-- Direction --
Update the entries starting at the first one and ending at the line containing "x-tick-label: 2001 — [310, 1440, 343, 1512]", replacing "series-line" with "data-series" and leaving everything else unchanged.

Collected data entries
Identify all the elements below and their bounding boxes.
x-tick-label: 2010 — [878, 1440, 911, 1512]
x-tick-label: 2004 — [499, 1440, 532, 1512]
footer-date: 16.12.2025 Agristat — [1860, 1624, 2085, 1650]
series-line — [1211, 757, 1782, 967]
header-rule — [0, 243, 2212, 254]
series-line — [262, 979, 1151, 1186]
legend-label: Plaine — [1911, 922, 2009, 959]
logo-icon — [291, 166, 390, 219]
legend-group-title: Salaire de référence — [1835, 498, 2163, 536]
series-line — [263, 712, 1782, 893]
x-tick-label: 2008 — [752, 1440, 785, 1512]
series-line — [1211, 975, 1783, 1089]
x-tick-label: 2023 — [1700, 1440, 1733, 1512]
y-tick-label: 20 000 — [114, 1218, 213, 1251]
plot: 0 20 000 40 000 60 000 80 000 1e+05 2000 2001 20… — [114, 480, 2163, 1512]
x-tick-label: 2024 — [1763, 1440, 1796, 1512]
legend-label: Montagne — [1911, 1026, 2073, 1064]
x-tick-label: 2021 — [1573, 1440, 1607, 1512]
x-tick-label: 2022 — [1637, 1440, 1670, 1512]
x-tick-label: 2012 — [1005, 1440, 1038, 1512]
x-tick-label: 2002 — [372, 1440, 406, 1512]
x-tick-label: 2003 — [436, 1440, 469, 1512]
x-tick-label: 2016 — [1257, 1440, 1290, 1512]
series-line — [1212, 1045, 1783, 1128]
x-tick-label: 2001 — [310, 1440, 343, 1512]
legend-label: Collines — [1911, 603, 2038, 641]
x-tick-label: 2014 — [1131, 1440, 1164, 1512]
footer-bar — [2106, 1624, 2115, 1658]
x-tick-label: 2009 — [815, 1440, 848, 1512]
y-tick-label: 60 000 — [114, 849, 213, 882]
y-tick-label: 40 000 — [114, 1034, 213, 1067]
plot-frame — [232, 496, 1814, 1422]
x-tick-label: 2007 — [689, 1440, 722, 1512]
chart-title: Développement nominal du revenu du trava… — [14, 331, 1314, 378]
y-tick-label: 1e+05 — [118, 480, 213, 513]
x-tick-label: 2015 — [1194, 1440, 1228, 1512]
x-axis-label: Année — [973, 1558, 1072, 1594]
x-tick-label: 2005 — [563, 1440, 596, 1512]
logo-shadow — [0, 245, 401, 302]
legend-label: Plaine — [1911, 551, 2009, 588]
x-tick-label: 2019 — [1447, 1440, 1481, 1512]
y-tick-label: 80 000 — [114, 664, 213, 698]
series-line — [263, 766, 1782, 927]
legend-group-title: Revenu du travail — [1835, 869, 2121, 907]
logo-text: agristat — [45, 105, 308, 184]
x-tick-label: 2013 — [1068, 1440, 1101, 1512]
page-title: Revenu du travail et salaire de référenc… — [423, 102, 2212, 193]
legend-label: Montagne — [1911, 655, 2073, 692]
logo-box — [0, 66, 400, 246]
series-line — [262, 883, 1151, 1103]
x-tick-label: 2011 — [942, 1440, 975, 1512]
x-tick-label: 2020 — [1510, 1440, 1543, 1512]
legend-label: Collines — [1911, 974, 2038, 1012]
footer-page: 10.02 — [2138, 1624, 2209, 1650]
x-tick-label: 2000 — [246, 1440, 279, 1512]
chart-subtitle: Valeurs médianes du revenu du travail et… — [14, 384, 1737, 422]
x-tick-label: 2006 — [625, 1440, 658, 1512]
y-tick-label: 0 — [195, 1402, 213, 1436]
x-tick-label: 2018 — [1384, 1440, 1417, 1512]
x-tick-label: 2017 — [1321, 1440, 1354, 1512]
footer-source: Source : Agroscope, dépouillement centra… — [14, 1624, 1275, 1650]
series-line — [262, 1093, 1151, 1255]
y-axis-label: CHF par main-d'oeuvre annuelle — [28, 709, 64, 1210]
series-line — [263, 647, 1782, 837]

-- The reply --
Identify all the elements below and their bounding boxes.
x-tick-label: 2010 — [878, 1440, 911, 1512]
x-tick-label: 2004 — [499, 1440, 532, 1512]
footer-date: 16.12.2025 Agristat — [1860, 1624, 2085, 1650]
data-series — [1211, 757, 1782, 967]
header-rule — [0, 243, 2212, 254]
data-series — [262, 979, 1151, 1186]
legend-label: Plaine — [1911, 922, 2009, 959]
logo-icon — [291, 166, 390, 219]
legend-group-title: Salaire de référence — [1835, 498, 2163, 536]
data-series — [263, 712, 1782, 893]
x-tick-label: 2008 — [752, 1440, 785, 1512]
data-series — [1211, 975, 1783, 1089]
x-tick-label: 2023 — [1700, 1440, 1733, 1512]
y-tick-label: 20 000 — [114, 1218, 213, 1251]
plot: 0 20 000 40 000 60 000 80 000 1e+05 2000 2001 20… — [114, 480, 2163, 1512]
x-tick-label: 2024 — [1763, 1440, 1796, 1512]
legend-label: Montagne — [1911, 1026, 2073, 1064]
x-tick-label: 2021 — [1573, 1440, 1607, 1512]
x-tick-label: 2022 — [1637, 1440, 1670, 1512]
x-tick-label: 2012 — [1005, 1440, 1038, 1512]
x-tick-label: 2002 — [372, 1440, 406, 1512]
x-tick-label: 2003 — [436, 1440, 469, 1512]
x-tick-label: 2016 — [1257, 1440, 1290, 1512]
data-series — [1212, 1045, 1783, 1128]
x-tick-label: 2001 — [310, 1440, 343, 1512]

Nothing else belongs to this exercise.